*** Material to process
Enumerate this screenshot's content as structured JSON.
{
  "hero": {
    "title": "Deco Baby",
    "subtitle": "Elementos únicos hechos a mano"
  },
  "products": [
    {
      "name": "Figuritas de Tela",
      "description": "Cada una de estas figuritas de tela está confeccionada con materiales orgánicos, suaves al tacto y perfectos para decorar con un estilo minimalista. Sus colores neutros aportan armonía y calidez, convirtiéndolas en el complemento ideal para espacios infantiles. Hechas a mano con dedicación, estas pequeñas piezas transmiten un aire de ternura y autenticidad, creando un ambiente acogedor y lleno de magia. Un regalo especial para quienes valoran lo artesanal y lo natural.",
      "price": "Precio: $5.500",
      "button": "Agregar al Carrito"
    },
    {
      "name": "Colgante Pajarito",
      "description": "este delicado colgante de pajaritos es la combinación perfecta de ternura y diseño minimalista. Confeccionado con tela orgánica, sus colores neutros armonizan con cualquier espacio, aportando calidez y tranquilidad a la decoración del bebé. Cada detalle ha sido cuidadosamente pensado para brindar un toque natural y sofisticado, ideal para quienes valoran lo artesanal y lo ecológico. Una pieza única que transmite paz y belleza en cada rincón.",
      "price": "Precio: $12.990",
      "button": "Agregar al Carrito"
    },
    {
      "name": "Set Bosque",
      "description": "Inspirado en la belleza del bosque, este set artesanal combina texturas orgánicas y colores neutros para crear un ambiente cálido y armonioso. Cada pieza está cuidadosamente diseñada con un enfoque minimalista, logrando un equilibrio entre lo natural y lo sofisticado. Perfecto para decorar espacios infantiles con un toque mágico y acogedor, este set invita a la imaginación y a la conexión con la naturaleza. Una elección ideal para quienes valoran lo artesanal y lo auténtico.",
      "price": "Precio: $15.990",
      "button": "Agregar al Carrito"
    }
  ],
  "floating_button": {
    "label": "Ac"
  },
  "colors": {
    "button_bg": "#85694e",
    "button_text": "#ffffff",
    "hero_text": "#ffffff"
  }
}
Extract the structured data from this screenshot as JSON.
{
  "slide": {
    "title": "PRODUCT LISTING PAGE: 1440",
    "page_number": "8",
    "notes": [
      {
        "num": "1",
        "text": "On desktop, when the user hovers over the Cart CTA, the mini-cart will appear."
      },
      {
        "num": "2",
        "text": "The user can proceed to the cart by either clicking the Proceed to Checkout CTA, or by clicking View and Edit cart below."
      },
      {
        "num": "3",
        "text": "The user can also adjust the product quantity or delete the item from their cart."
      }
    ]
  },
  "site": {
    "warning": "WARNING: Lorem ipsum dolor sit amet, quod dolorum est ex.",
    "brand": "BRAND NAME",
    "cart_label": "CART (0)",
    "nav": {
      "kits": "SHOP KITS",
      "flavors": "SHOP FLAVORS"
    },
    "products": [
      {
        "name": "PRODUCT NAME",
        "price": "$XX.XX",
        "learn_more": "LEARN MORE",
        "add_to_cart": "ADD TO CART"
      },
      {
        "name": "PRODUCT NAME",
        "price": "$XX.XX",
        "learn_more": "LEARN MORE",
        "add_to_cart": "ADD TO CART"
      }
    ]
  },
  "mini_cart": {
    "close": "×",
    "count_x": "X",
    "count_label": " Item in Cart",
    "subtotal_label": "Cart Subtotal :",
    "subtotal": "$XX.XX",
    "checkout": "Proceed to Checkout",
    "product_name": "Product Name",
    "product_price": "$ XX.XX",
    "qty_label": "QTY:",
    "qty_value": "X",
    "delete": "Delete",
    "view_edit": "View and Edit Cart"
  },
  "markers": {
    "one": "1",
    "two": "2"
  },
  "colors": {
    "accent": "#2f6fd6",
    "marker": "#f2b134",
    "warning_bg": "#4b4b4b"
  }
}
******
Retype the entries one by one, exactly.

Enumerate this screenshot's content as structured JSON.
{
  "hero": {
    "title": "Deco Baby",
    "subtitle": "Elementos únicos hechos a mano"
  },
  "products": [
    {
      "name": "Figuritas de Tela",
      "description": "Cada una de estas figuritas de tela está confeccionada con materiales orgánicos, suaves al tacto y perfectos para decorar con un estilo minimalista. Sus colores neutros aportan armonía y calidez, convirtiéndolas en el complemento ideal para espacios infantiles. Hechas a mano con dedicación, estas pequeñas piezas transmiten un aire de ternura y autenticidad, creando un ambiente acogedor y lleno de magia. Un regalo especial para quienes valoran lo artesanal y lo natural.",
      "price": "Precio: $5.500",
      "button": "Agregar al Carrito"
    },
    {
      "name": "Colgante Pajarito",
      "description": "este delicado colgante de pajaritos es la combinación perfecta de ternura y diseño minimalista. Confeccionado con tela orgánica, sus colores neutros armonizan con cualquier espacio, aportando calidez y tranquilidad a la decoración del bebé. Cada detalle ha sido cuidadosamente pensado para brindar un toque natural y sofisticado, ideal para quienes valoran lo artesanal y lo ecológico. Una pieza única que transmite paz y belleza en cada rincón.",
      "price": "Precio: $12.990",
      "button": "Agregar al Carrito"
    },
    {
      "name": "Set Bosque",
      "description": "Inspirado en la belleza del bosque, este set artesanal combina texturas orgánicas y colores neutros para crear un ambiente cálido y armonioso. Cada pieza está cuidadosamente diseñada con un enfoque minimalista, logrando un equilibrio entre lo natural y lo sofisticado. Perfecto para decorar espacios infantiles con un toque mágico y acogedor, este set invita a la imaginación y a la conexión con la naturaleza. Una elección ideal para quienes valoran lo artesanal y lo auténtico.",
      "price": "Precio: $15.990",
      "button": "Agregar al Carrito"
    }
  ],
  "floating_button": {
    "label": "Ac"
  },
  "colors": {
    "button_bg": "#85694e",
    "button_text": "#ffffff",
    "hero_text": "#ffffff"
  }
}
Extract the structured data from this screenshot as JSON.
{
  "slide": {
    "title": "PRODUCT LISTING PAGE: 1440",
    "page_number": "8",
    "notes": [
      {
        "num": "1",
        "text": "On desktop, when the user hovers over the Cart CTA, the mini-cart will appear."
      },
      {
        "num": "2",
        "text": "The user can proceed to the cart by either clicking the Proceed to Checkout CTA, or by clicking View and Edit cart below."
      },
      {
        "num": "3",
        "text": "The user can also adjust the product quantity or delete the item from their cart."
      }
    ]
  },
  "site": {
    "warning": "WARNING: Lorem ipsum dolor sit amet, quod dolorum est ex.",
    "brand": "BRAND NAME",
    "cart_label": "CART (0)",
    "nav": {
      "kits": "SHOP KITS",
      "flavors": "SHOP FLAVORS"
    },
    "products": [
      {
        "name": "PRODUCT NAME",
        "price": "$XX.XX",
        "learn_more": "LEARN MORE",
        "add_to_cart": "ADD TO CART"
      },
      {
        "name": "PRODUCT NAME",
        "price": "$XX.XX",
        "learn_more": "LEARN MORE",
        "add_to_cart": "ADD TO CART"
      }
    ]
  },
  "mini_cart": {
    "close": "×",
    "count_x": "X",
    "count_label": " Item in Cart",
    "subtotal_label": "Cart Subtotal :",
    "subtotal": "$XX.XX",
    "checkout": "Proceed to Checkout",
    "product_name": "Product Name",
    "product_price": "$ XX.XX",
    "qty_label": "QTY:",
    "qty_value": "X",
    "delete": "Delete",
    "view_edit": "View and Edit Cart"
  },
  "markers": {
    "one": "1",
    "two": "2"
  },
  "colors": {
    "accent": "#2f6fd6",
    "marker": "#f2b134",
    "warning_bg": "#4b4b4b"
  }
}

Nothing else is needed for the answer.